┏━━

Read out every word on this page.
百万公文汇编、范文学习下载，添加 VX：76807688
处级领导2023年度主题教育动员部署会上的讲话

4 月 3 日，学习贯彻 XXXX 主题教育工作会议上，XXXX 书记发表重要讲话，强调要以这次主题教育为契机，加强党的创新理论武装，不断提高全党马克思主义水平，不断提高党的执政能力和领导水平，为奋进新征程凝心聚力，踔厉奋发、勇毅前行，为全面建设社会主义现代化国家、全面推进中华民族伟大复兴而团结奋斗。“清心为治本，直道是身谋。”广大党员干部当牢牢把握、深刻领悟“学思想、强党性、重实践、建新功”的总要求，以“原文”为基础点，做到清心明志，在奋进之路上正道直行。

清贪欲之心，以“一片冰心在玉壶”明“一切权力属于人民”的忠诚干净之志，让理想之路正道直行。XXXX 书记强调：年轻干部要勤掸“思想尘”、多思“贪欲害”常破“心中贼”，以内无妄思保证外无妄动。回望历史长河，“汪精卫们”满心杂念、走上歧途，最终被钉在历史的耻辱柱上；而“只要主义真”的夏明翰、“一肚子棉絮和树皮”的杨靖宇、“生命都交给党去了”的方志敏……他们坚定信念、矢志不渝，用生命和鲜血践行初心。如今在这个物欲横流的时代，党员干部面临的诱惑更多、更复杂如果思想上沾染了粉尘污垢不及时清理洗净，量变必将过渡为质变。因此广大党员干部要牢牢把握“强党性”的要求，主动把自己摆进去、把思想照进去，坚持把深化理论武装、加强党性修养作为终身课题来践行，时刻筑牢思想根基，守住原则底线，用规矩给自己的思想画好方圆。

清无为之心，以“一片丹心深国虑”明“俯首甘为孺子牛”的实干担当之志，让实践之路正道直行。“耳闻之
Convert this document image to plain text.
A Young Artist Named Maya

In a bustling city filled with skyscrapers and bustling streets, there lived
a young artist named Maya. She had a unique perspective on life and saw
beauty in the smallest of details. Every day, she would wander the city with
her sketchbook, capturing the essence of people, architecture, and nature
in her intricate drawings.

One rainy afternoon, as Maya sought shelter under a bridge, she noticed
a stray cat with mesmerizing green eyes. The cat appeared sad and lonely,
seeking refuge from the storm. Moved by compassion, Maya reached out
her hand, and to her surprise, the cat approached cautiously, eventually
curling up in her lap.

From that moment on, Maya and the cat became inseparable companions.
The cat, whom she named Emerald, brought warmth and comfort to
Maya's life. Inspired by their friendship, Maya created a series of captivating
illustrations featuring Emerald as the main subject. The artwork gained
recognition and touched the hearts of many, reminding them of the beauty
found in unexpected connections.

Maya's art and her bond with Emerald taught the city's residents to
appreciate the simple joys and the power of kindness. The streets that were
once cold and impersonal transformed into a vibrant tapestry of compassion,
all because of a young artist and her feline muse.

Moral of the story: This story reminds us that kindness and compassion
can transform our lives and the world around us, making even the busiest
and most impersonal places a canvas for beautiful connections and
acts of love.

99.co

┗━━
┏━━

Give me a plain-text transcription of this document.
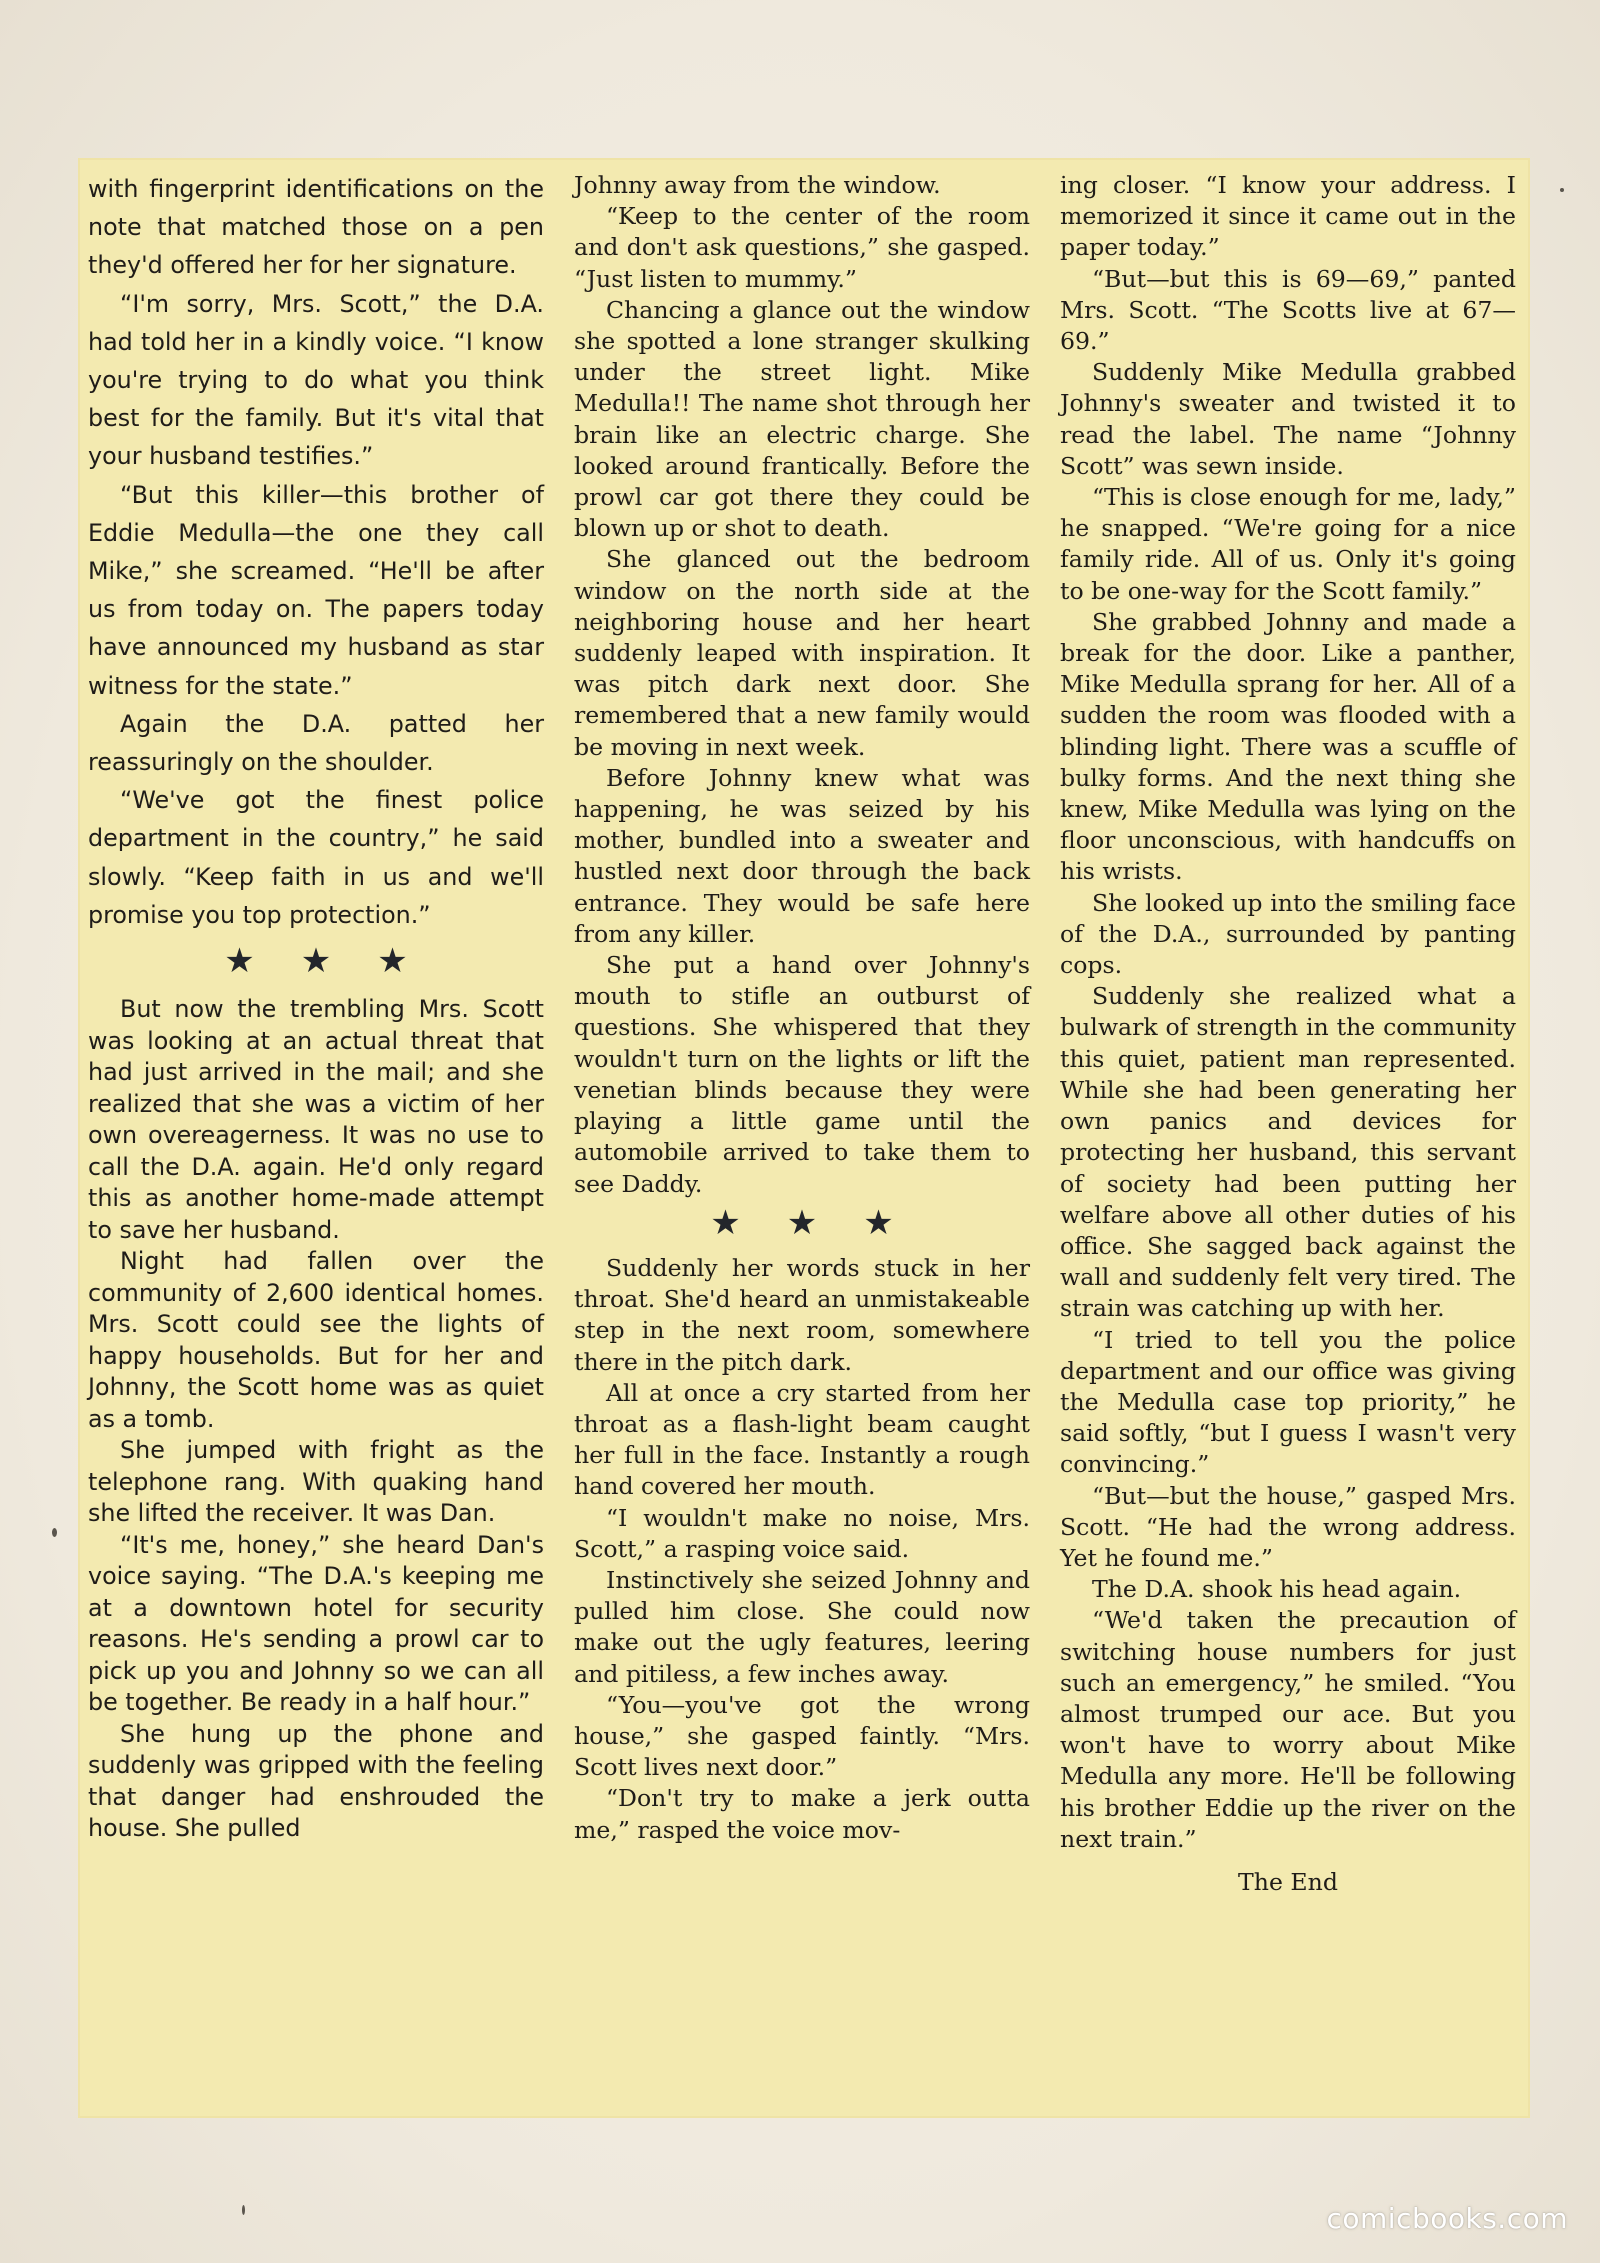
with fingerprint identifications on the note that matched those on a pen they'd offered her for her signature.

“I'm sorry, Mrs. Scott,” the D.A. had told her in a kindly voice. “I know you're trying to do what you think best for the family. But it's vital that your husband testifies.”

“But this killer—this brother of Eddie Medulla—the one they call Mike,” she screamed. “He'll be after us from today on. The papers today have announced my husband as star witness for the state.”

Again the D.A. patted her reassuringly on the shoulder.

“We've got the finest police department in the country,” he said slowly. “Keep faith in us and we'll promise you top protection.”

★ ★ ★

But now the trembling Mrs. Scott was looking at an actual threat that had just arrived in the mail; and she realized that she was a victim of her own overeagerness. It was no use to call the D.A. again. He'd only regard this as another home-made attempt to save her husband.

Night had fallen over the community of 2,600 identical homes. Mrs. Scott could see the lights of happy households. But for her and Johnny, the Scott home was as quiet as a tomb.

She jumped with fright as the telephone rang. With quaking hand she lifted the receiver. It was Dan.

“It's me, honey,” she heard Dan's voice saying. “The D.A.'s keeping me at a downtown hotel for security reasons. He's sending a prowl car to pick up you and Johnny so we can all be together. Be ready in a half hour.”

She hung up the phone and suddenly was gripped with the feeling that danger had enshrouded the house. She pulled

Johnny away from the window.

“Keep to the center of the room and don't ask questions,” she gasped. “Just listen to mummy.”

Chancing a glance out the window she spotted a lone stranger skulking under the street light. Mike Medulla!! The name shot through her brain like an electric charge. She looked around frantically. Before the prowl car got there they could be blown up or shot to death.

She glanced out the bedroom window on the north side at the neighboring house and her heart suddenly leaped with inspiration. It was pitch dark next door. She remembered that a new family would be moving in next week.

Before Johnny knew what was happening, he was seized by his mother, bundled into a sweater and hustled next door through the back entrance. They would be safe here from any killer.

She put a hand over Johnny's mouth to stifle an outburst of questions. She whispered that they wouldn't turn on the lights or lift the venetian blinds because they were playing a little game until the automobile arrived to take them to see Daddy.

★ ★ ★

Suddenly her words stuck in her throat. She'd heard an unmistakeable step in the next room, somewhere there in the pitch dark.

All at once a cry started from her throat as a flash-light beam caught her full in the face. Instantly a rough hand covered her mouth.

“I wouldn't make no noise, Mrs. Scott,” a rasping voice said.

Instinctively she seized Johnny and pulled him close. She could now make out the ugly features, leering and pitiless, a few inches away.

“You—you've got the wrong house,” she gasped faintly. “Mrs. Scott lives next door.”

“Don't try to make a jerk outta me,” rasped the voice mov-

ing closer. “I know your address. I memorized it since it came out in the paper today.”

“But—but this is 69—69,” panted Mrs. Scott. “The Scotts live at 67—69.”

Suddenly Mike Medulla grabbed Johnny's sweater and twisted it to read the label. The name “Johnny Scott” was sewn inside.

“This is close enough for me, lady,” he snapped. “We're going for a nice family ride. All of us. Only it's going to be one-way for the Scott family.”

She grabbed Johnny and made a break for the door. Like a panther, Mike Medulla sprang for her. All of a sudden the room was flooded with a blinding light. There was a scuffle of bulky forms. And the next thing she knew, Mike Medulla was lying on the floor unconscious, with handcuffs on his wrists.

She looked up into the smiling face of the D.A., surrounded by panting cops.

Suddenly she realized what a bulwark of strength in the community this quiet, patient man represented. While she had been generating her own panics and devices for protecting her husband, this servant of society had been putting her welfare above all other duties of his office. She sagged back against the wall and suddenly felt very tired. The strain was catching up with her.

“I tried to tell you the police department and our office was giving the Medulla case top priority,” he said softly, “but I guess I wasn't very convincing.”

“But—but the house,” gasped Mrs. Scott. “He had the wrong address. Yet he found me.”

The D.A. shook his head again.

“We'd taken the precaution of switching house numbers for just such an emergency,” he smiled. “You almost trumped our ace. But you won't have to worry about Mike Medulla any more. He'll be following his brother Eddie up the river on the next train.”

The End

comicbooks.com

┗━━

■ Given exercise:
Track down every line with the word "have" and copy it.

■ Finished task:
“But this killer—this brother of Eddie Medulla—the one they call Mike,” she screamed. “He'll be after us from today on. The papers today have announced my husband as star witness for the state.”
“We'd taken the precaution of switching house numbers for just such an emergency,” he smiled. “You almost trumped our ace. But you won't have to worry about Mike Medulla any more. He'll be following his brother Eddie up the river on the next train.”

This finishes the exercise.